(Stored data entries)
□ □ □ □ □ □ □

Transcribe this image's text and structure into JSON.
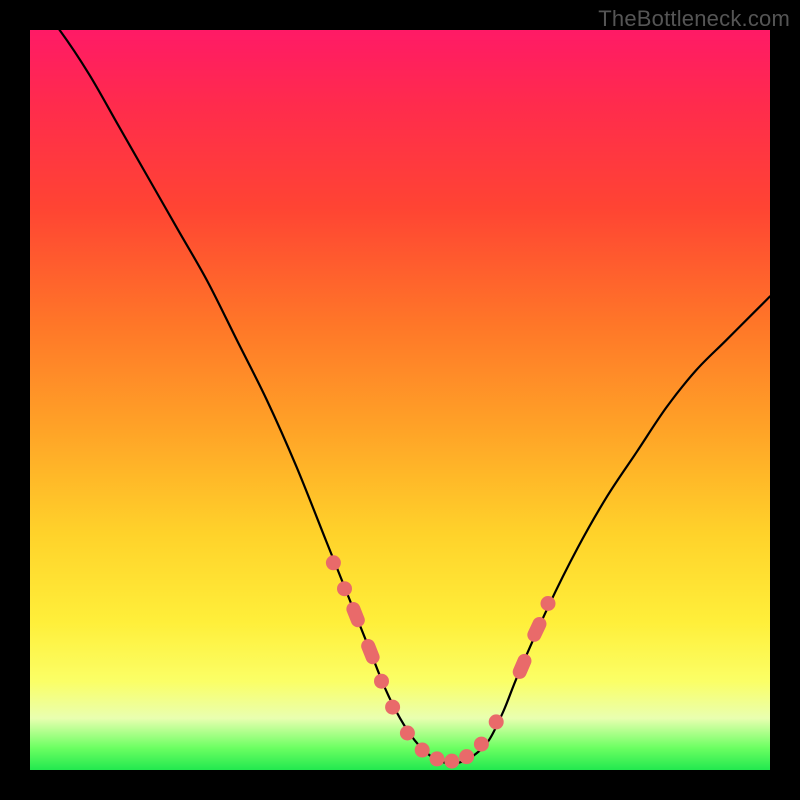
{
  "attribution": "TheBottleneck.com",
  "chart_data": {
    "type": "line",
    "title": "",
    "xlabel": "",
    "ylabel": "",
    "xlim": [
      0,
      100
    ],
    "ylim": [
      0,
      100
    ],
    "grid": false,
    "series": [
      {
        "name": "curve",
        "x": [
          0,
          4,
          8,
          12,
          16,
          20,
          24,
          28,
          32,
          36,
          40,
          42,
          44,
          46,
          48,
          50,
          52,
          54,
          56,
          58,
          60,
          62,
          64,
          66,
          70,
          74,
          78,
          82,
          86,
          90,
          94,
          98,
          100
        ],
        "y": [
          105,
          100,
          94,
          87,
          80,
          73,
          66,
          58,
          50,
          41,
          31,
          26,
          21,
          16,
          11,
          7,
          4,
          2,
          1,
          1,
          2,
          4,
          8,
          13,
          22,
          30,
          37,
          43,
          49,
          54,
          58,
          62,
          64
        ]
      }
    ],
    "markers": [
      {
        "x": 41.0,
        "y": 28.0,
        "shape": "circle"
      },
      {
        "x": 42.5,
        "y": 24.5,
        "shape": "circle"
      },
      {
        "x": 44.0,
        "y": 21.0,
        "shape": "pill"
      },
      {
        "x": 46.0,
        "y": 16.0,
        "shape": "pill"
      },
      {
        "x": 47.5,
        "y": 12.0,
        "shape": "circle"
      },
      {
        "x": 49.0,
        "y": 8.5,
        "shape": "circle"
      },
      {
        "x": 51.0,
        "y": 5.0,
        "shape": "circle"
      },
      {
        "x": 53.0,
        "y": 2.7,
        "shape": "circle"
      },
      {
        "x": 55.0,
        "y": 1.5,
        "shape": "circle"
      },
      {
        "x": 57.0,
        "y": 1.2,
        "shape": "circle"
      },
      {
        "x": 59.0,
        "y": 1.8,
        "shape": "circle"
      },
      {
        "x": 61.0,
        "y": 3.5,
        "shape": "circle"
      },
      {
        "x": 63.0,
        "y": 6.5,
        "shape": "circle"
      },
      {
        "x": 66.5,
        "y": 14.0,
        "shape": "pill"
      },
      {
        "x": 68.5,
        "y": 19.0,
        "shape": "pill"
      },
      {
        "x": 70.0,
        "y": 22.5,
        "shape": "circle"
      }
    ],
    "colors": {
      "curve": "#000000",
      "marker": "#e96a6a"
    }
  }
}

□ □ □ □ □ □ □

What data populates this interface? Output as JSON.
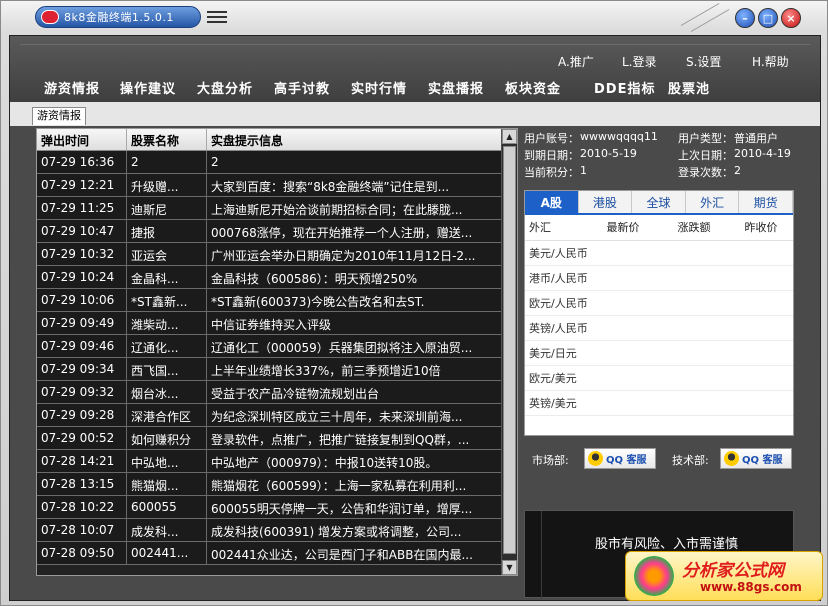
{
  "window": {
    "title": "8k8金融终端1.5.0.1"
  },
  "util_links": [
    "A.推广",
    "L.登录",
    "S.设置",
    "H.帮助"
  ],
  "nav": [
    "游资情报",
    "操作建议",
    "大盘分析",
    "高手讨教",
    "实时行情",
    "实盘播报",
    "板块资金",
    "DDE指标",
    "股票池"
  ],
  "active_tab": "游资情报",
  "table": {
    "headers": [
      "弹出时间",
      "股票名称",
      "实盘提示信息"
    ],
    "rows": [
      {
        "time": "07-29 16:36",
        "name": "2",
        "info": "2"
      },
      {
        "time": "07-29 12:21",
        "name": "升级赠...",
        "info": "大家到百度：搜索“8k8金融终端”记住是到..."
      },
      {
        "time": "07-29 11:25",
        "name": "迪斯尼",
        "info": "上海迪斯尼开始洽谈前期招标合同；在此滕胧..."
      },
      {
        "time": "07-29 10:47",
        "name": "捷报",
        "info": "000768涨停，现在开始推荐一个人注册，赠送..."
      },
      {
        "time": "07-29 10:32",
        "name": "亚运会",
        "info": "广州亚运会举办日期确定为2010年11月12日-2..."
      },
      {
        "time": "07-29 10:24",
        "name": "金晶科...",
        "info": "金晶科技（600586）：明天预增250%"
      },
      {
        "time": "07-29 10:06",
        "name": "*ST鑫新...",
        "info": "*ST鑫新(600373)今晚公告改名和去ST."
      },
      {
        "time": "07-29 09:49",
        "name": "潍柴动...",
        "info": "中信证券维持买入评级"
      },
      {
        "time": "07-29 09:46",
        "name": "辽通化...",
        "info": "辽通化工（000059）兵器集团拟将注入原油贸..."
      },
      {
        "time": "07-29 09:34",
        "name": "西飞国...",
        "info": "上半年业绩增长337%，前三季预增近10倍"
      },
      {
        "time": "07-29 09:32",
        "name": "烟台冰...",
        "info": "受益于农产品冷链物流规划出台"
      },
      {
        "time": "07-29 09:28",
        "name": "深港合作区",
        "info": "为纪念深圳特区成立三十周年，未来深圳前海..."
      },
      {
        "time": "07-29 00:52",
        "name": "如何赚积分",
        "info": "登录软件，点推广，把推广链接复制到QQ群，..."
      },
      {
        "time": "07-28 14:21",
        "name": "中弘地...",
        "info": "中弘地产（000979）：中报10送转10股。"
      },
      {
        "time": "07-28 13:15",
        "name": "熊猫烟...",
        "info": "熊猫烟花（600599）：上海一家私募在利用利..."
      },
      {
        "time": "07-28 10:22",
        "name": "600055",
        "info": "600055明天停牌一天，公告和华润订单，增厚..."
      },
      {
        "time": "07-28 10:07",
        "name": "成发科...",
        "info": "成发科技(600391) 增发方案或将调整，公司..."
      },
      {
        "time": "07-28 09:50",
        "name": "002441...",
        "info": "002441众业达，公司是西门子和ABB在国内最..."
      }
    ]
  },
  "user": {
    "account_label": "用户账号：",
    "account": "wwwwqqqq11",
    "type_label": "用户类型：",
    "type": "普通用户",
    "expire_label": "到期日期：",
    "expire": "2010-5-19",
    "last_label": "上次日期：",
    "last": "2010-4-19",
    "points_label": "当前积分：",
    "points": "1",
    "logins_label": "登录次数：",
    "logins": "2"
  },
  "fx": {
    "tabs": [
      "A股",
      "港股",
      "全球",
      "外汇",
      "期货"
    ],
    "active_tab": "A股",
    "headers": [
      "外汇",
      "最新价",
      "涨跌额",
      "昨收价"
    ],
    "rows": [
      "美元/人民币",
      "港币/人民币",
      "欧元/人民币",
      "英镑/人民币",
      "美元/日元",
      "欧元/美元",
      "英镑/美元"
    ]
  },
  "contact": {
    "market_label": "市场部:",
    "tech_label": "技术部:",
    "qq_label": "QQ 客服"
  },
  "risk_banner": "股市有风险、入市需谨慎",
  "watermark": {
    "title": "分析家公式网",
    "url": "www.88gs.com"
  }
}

□ □ □ □ □ □ □

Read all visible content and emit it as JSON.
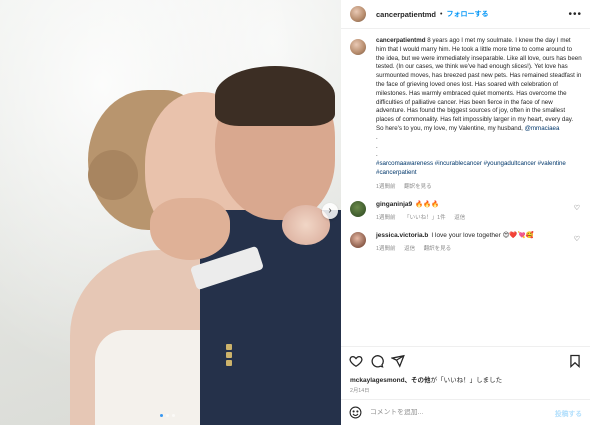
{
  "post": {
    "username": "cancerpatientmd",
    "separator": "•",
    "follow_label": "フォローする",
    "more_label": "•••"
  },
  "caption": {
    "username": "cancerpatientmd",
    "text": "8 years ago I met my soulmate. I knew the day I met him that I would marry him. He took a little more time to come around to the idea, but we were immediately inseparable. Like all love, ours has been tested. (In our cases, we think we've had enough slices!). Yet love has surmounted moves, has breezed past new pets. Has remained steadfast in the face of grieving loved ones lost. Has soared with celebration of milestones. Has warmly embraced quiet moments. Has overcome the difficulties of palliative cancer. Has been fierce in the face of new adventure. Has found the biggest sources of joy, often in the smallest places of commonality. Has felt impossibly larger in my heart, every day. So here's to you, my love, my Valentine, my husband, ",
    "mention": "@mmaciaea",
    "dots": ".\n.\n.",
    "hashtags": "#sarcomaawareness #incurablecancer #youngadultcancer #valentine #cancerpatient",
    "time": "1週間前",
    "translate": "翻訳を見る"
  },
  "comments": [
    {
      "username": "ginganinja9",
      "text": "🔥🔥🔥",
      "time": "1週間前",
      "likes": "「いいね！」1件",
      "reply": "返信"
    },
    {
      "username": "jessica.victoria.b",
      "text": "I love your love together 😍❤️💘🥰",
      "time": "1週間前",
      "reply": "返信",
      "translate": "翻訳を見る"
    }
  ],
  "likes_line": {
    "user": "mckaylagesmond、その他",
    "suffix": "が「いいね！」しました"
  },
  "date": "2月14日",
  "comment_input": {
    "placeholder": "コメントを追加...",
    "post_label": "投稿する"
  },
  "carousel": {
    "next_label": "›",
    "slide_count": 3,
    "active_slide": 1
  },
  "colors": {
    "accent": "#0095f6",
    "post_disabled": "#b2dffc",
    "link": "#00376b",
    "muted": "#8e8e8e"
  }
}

□ □ □ □ □ □ □

→ Objective
List each line in the listing that contains the string "love".

→ Exercise solution
    "text": "8 years ago I met my soulmate. I knew the day I met him that I would marry him. He took a little more time to come around to the idea, but we were immediately inseparable. Like all love, ours has been tested. (In our cases, we think we've had enough slices!). Yet love has surmounted moves, has breezed past new pets. Has remained steadfast in the face of grieving loved ones lost. Has soared with celebration of milestones. Has warmly embraced quiet moments. Has overcome the difficulties of palliative cancer. Has been fierce in the face of new adventure. Has found the biggest sources of joy, often in the smallest places of commonality. Has felt impossibly larger in my heart, every day. So here's to you, my love, my Valentine, my husband, ",
      "text": "I love your love together 😍❤️💘🥰",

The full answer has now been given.